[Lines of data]

....................

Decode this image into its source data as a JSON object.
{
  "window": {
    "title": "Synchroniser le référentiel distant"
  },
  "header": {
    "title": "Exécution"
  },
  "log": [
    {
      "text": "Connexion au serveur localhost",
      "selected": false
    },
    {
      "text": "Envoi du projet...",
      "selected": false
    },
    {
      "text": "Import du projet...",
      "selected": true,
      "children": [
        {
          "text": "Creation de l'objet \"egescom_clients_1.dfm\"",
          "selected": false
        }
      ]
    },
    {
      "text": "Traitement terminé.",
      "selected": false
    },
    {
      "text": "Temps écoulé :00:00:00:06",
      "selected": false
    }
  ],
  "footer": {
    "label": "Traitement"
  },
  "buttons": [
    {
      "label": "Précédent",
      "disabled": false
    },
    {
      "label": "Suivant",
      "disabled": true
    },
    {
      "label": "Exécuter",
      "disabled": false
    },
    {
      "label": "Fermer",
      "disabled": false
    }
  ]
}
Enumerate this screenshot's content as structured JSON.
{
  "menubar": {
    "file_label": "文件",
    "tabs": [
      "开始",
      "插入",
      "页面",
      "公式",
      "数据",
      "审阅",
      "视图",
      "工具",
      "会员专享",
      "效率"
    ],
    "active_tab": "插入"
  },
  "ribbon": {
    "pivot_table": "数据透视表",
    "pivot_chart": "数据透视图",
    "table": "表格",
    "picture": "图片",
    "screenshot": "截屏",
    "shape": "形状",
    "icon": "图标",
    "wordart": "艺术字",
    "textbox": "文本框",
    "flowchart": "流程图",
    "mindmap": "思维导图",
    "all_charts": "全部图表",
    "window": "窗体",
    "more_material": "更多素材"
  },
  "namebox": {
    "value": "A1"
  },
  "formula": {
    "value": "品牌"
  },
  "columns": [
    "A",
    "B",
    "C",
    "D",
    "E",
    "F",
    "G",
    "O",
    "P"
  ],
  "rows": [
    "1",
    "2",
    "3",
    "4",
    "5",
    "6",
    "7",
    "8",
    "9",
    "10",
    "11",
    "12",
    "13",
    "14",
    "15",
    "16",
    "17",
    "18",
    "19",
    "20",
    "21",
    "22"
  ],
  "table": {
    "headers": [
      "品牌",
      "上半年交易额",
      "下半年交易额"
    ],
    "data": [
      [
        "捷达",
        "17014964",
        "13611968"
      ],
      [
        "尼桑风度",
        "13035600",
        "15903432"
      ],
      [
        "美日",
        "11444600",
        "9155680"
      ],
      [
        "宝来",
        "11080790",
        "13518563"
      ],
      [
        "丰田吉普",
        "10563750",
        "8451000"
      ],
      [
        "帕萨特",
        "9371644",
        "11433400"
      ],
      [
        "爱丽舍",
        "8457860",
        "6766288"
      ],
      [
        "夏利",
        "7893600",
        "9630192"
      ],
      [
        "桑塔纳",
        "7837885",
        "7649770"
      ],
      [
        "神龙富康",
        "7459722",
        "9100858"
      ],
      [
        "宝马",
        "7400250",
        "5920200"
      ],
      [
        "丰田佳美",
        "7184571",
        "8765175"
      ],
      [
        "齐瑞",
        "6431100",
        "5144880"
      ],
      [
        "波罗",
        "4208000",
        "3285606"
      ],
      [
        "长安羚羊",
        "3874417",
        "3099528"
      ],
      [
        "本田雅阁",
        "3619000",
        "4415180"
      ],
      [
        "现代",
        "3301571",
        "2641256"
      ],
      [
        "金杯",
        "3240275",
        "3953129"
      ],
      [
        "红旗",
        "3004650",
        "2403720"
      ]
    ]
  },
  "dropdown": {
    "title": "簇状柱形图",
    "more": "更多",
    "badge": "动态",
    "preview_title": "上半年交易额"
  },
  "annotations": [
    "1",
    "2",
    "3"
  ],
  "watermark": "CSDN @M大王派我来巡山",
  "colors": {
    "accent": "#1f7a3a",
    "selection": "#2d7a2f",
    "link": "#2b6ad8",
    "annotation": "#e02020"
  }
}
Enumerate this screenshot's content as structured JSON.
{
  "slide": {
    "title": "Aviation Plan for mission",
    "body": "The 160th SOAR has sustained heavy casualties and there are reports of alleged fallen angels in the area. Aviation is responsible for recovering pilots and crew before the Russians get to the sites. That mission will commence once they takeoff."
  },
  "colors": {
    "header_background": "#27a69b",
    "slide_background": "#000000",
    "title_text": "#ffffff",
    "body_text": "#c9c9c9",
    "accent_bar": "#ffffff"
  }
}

....................

*Work to be completed*
Reproduce the material in full, with no word added or dropped.

*Task result*
Decode this image into its source data as a JSON object.
{
  "window": {
    "title": "Synchroniser le référentiel distant"
  },
  "header": {
    "title": "Exécution"
  },
  "log": [
    {
      "text": "Connexion au serveur localhost",
      "selected": false
    },
    {
      "text": "Envoi du projet...",
      "selected": false
    },
    {
      "text": "Import du projet...",
      "selected": true,
      "children": [
        {
          "text": "Creation de l'objet \"egescom_clients_1.dfm\"",
          "selected": false
        }
      ]
    },
    {
      "text": "Traitement terminé.",
      "selected": false
    },
    {
      "text": "Temps écoulé :00:00:00:06",
      "selected": false
    }
  ],
  "footer": {
    "label": "Traitement"
  },
  "buttons": [
    {
      "label": "Précédent",
      "disabled": false
    },
    {
      "label": "Suivant",
      "disabled": true
    },
    {
      "label": "Exécuter",
      "disabled": false
    },
    {
      "label": "Fermer",
      "disabled": false
    }
  ]
}
Enumerate this screenshot's content as structured JSON.
{
  "menubar": {
    "file_label": "文件",
    "tabs": [
      "开始",
      "插入",
      "页面",
      "公式",
      "数据",
      "审阅",
      "视图",
      "工具",
      "会员专享",
      "效率"
    ],
    "active_tab": "插入"
  },
  "ribbon": {
    "pivot_table": "数据透视表",
    "pivot_chart": "数据透视图",
    "table": "表格",
    "picture": "图片",
    "screenshot": "截屏",
    "shape": "形状",
    "icon": "图标",
    "wordart": "艺术字",
    "textbox": "文本框",
    "flowchart": "流程图",
    "mindmap": "思维导图",
    "all_charts": "全部图表",
    "window": "窗体",
    "more_material": "更多素材"
  },
  "namebox": {
    "value": "A1"
  },
  "formula": {
    "value": "品牌"
  },
  "columns": [
    "A",
    "B",
    "C",
    "D",
    "E",
    "F",
    "G",
    "O",
    "P"
  ],
  "rows": [
    "1",
    "2",
    "3",
    "4",
    "5",
    "6",
    "7",
    "8",
    "9",
    "10",
    "11",
    "12",
    "13",
    "14",
    "15",
    "16",
    "17",
    "18",
    "19",
    "20",
    "21",
    "22"
  ],
  "table": {
    "headers": [
      "品牌",
      "上半年交易额",
      "下半年交易额"
    ],
    "data": [
      [
        "捷达",
        "17014964",
        "13611968"
      ],
      [
        "尼桑风度",
        "13035600",
        "15903432"
      ],
      [
        "美日",
        "11444600",
        "9155680"
      ],
      [
        "宝来",
        "11080790",
        "13518563"
      ],
      [
        "丰田吉普",
        "10563750",
        "8451000"
      ],
      [
        "帕萨特",
        "9371644",
        "11433400"
      ],
      [
        "爱丽舍",
        "8457860",
        "6766288"
      ],
      [
        "夏利",
        "7893600",
        "9630192"
      ],
      [
        "桑塔纳",
        "7837885",
        "7649770"
      ],
      [
        "神龙富康",
        "7459722",
        "9100858"
      ],
      [
        "宝马",
        "7400250",
        "5920200"
      ],
      [
        "丰田佳美",
        "7184571",
        "8765175"
      ],
      [
        "齐瑞",
        "6431100",
        "5144880"
      ],
      [
        "波罗",
        "4208000",
        "3285606"
      ],
      [
        "长安羚羊",
        "3874417",
        "3099528"
      ],
      [
        "本田雅阁",
        "3619000",
        "4415180"
      ],
      [
        "现代",
        "3301571",
        "2641256"
      ],
      [
        "金杯",
        "3240275",
        "3953129"
      ],
      [
        "红旗",
        "3004650",
        "2403720"
      ]
    ]
  },
  "dropdown": {
    "title": "簇状柱形图",
    "more": "更多",
    "badge": "动态",
    "preview_title": "上半年交易额"
  },
  "annotations": [
    "1",
    "2",
    "3"
  ],
  "watermark": "CSDN @M大王派我来巡山",
  "colors": {
    "accent": "#1f7a3a",
    "selection": "#2d7a2f",
    "link": "#2b6ad8",
    "annotation": "#e02020"
  }
}
Enumerate this screenshot's content as structured JSON.
{
  "slide": {
    "title": "Aviation Plan for mission",
    "body": "The 160th SOAR has sustained heavy casualties and there are reports of alleged fallen angels in the area. Aviation is responsible for recovering pilots and crew before the Russians get to the sites. That mission will commence once they takeoff."
  },
  "colors": {
    "header_background": "#27a69b",
    "slide_background": "#000000",
    "title_text": "#ffffff",
    "body_text": "#c9c9c9",
    "accent_bar": "#ffffff"
  }
}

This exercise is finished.